Minors report: Change suiting Adams

Minors report: Change suiting Adams

Hot topic: The Blue Jays aren't giving up on Russ Adams. What Toronto is trying to do is find the best way to utilize the young infielder.

Adams, 26, entered last spring as Toronto's starting shortstop, but defensive woes led the club to rethink his place in the field. The Jays sent Adams to Triple-A Syracuse, where he began transitioning to second base -- a position he played at University of North Carolina.

This spring, Adams has continued to hone his skills at second, and he appears to be headed back to Syracuse for the start of the season. There's an outside chance he could make Toronto's roster as a backup, but Jays manager John Gibbons said that wasn't likely.

"Right now, he's ticketed for Triple-A," Gibbons said. "We just want to see him go down there and see him have a big year, both offensively and defensively. He knows that."

Adams committed 10 errors, including nine on throws, in 36 games at short last year before moving to second base. The left-handed hitter also struggled at the plate, hitting .219 with three homers and 28 RBIs in 90 games for the Jays. In 2005, when Adams was Toronto's regular shortstop, he hit .256 with eight homers and 63 RBIs in 139 games.

"It all started with that throwing funk he got into," Gibbons said. "Then, that affected his hitting -- understandably so. The focus on everything he does is throwing, so that's on his mind.

"Now, I think he's settled into that second-base spot," he added. "He likes it there. He's comfortable with it, and that should bring his whole game back to where we think he can be."

Aaron Hill is entrenched as Toronto's full-time second baseman this season. That doesn't mean the Blue Jays are about to give up hope that he and Adams can still possibly be the club's double-play duo in the future.

Come 2008, it might not be out of the realm of possibility that Hill would move back to shortstop to make room for Adams at second. Before that can happen, though, Adams has to earn his way back to the Majors with a strong showing this season.

On the move: Earlier this spring, Gibbons sat down with Adam Lind and told the young outfielder to approach Spring Training as if he were trying to win a job. Through three games, Lind has flashed a steady bat -- already collecting a triple and double. Lind is a long shot to crack the Opening Day roster, but he'll be the first callup from Triple-A Syracuse if one of the starters has a setback.

Names in the game: Pat Hentgen isn't the only former Toronto pitcher on hand this spring for the Blue Jays. Dave Stieb, who spent 15 seasons with the Jays, also is in camp as a guest coach. Hentgen and Stieb have helped throw batting practice, and they provide a valuable resource for Toronto's pitchers.

They're No. 1: Left-hander Ricky Romero, who was Toronto's first pick in the 2005 First-Year Player Draft, appears slated to begin this season with Double-A New Hampshire. Last season, Romero suffered an early arm injury but recovered nicely by going 2-1 with a 2.47 ERA in 10 starts with Class A Dunedin. That warranted a call to Double-A, where Romero went 2-7 with a 5.08 ERA in 12 starts.

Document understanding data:
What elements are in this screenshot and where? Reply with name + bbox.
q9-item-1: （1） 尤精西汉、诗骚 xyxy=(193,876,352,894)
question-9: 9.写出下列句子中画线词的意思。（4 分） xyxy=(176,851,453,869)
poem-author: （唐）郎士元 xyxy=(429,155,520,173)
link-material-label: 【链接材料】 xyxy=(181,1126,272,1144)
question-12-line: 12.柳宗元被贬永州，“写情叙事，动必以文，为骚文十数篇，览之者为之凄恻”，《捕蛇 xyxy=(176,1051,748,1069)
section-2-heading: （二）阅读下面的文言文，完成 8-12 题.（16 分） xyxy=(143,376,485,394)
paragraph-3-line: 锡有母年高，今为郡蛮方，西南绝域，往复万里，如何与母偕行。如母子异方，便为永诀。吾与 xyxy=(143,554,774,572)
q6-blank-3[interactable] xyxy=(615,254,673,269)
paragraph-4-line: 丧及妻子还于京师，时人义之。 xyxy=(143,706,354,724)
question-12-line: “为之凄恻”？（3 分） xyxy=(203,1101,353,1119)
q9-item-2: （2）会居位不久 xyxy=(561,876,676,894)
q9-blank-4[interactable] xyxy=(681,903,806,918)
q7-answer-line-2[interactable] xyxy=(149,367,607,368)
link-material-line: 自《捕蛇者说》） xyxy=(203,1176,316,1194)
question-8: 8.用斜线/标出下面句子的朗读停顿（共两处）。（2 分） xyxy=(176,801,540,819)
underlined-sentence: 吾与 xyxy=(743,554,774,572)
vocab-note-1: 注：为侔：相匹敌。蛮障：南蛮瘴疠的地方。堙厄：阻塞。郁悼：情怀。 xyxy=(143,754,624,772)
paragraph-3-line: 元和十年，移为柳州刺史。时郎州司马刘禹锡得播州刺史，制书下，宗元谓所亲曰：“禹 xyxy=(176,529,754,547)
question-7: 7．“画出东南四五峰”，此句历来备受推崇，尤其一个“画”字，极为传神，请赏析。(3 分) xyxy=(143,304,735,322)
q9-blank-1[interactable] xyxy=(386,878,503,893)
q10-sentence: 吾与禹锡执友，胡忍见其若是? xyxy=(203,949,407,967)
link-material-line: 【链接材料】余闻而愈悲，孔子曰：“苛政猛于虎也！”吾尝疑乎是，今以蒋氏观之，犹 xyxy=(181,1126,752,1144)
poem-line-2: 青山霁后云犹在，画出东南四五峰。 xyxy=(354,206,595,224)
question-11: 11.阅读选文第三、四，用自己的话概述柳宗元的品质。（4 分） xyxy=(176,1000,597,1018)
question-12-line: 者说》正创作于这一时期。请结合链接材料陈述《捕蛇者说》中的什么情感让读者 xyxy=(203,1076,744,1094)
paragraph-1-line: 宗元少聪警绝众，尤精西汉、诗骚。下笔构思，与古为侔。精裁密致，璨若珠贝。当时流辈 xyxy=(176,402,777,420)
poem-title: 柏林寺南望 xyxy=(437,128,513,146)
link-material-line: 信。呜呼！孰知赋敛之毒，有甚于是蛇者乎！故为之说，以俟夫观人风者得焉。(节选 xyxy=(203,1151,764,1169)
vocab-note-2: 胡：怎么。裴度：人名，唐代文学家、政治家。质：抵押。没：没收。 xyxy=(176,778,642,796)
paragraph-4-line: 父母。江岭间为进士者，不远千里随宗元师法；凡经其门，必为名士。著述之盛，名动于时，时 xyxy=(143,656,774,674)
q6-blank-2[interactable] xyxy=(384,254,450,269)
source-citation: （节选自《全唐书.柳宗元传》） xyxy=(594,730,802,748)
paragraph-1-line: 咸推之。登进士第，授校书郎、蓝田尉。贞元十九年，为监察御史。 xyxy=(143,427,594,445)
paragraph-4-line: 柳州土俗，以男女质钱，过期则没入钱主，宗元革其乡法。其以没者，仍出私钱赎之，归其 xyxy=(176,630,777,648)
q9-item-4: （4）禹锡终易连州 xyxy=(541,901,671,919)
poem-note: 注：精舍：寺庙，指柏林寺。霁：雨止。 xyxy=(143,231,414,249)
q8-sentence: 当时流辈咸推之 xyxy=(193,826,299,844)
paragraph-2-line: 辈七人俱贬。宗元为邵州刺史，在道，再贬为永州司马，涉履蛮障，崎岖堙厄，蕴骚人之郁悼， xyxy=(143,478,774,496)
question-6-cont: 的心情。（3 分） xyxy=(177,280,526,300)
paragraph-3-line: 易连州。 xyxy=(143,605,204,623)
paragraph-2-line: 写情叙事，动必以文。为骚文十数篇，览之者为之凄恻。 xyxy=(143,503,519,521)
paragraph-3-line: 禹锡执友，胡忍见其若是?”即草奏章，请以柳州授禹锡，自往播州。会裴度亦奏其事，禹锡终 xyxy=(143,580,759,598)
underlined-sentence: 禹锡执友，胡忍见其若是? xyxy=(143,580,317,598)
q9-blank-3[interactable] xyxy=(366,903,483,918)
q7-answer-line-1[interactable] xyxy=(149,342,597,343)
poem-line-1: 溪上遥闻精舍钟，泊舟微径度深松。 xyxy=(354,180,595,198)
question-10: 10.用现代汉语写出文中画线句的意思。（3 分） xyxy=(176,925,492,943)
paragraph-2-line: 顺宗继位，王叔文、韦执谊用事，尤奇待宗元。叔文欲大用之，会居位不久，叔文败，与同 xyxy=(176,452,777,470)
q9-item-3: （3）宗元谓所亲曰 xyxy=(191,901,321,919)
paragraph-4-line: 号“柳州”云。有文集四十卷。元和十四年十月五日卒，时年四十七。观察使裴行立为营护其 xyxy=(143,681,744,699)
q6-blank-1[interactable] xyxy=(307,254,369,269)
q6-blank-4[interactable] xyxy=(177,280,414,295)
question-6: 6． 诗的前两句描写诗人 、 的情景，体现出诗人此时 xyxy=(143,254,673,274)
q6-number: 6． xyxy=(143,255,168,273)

EXERCISE TASKS:
A - In the Russ Adams report, rewrite everything from "Hot topic: The" down to "of North Carolina.", swapping "infielder" for "player".
B - According to the Russ Adams report, what position did Adams play at the University of North Carolina?
These rows have nothing to do with the Russ Adams report.

EXERCISE ANSWERS:
A -
Hot topic: The Blue Jays aren't giving up on Russ Adams. What Toronto is trying to do is find the best way to utilize the young player.

Adams, 26, entered last spring as Toronto's starting shortstop, but defensive woes led the club to rethink his place in the field. The Jays sent Adams to Triple-A Syracuse, where he began transitioning to second base -- a position he played at University of North Carolina.

B - Second base.